* BRIEF: Set down each entry from the block beneath, exactly as written.

* DATA FOR THE TASK:
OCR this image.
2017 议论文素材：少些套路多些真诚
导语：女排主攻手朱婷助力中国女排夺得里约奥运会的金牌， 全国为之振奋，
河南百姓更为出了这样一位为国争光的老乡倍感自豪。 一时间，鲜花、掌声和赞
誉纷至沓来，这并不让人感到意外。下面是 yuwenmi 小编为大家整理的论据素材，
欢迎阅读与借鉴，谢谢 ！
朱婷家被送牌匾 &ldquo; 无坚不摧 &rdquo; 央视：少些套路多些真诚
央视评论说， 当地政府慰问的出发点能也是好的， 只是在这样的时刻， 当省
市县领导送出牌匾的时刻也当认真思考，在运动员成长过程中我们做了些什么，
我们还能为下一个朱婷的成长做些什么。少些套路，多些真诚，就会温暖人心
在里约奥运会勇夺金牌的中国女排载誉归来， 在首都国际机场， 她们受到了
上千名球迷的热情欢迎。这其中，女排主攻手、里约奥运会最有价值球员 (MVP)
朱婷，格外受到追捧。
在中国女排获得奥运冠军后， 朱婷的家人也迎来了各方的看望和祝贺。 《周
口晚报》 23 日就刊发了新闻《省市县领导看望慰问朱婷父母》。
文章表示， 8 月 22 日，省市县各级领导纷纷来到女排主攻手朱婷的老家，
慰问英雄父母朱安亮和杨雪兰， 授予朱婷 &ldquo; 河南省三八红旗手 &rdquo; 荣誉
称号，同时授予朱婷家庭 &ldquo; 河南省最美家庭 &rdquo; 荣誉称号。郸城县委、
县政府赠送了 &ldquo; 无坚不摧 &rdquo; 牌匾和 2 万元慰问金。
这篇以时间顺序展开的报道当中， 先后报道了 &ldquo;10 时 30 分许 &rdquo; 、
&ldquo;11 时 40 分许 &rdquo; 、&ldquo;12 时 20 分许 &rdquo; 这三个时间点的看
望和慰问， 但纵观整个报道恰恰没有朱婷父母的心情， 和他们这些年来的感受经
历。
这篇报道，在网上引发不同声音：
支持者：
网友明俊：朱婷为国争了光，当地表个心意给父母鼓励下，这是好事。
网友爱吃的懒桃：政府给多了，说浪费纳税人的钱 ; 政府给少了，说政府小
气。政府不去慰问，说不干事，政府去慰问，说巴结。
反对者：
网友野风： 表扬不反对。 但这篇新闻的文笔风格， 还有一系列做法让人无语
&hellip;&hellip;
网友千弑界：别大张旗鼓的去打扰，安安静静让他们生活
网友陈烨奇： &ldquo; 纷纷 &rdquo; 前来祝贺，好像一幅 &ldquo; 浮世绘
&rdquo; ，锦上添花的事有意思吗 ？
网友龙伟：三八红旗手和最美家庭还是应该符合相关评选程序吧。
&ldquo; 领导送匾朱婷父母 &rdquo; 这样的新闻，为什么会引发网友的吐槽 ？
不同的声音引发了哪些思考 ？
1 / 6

* RESULT OF THE TASK:
OCR this image.
2017 议论文素材：少些套路多些真诚
导语：女排主攻手朱婷助力中国女排夺得里约奥运会的金牌， 全国为之振奋，
河南百姓更为出了这样一位为国争光的老乡倍感自豪。 一时间，鲜花、掌声和赞
誉纷至沓来，这并不让人感到意外。下面是 yuwenmi 小编为大家整理的论据素材，
欢迎阅读与借鉴，谢谢 ！
朱婷家被送牌匾 &ldquo; 无坚不摧 &rdquo; 央视：少些套路多些真诚
央视评论说， 当地政府慰问的出发点能也是好的， 只是在这样的时刻， 当省
市县领导送出牌匾的时刻也当认真思考，在运动员成长过程中我们做了些什么，
我们还能为下一个朱婷的成长做些什么。少些套路，多些真诚，就会温暖人心
在里约奥运会勇夺金牌的中国女排载誉归来， 在首都国际机场， 她们受到了
上千名球迷的热情欢迎。这其中，女排主攻手、里约奥运会最有价值球员 (MVP)
朱婷，格外受到追捧。
在中国女排获得奥运冠军后， 朱婷的家人也迎来了各方的看望和祝贺。 《周
口晚报》 23 日就刊发了新闻《省市县领导看望慰问朱婷父母》。
文章表示， 8 月 22 日，省市县各级领导纷纷来到女排主攻手朱婷的老家，
慰问英雄父母朱安亮和杨雪兰， 授予朱婷 &ldquo; 河南省三八红旗手 &rdquo; 荣誉
称号，同时授予朱婷家庭 &ldquo; 河南省最美家庭 &rdquo; 荣誉称号。郸城县委、
县政府赠送了 &ldquo; 无坚不摧 &rdquo; 牌匾和 2 万元慰问金。
这篇以时间顺序展开的报道当中， 先后报道了 &ldquo;10 时 30 分许 &rdquo; 、
&ldquo;11 时 40 分许 &rdquo; 、&ldquo;12 时 20 分许 &rdquo; 这三个时间点的看
望和慰问， 但纵观整个报道恰恰没有朱婷父母的心情， 和他们这些年来的感受经
历。
这篇报道，在网上引发不同声音：
支持者：
网友明俊：朱婷为国争了光，当地表个心意给父母鼓励下，这是好事。
网友爱吃的懒桃：政府给多了，说浪费纳税人的钱 ; 政府给少了，说政府小
气。政府不去慰问，说不干事，政府去慰问，说巴结。
反对者：
网友野风： 表扬不反对。 但这篇新闻的文笔风格， 还有一系列做法让人无语
&hellip;&hellip;
网友千弑界：别大张旗鼓的去打扰，安安静静让他们生活
网友陈烨奇： &ldquo; 纷纷 &rdquo; 前来祝贺，好像一幅 &ldquo; 浮世绘
&rdquo; ，锦上添花的事有意思吗 ？
网友龙伟：三八红旗手和最美家庭还是应该符合相关评选程序吧。
&ldquo; 领导送匾朱婷父母 &rdquo; 这样的新闻，为什么会引发网友的吐槽 ？
不同的声音引发了哪些思考 ？
1 / 6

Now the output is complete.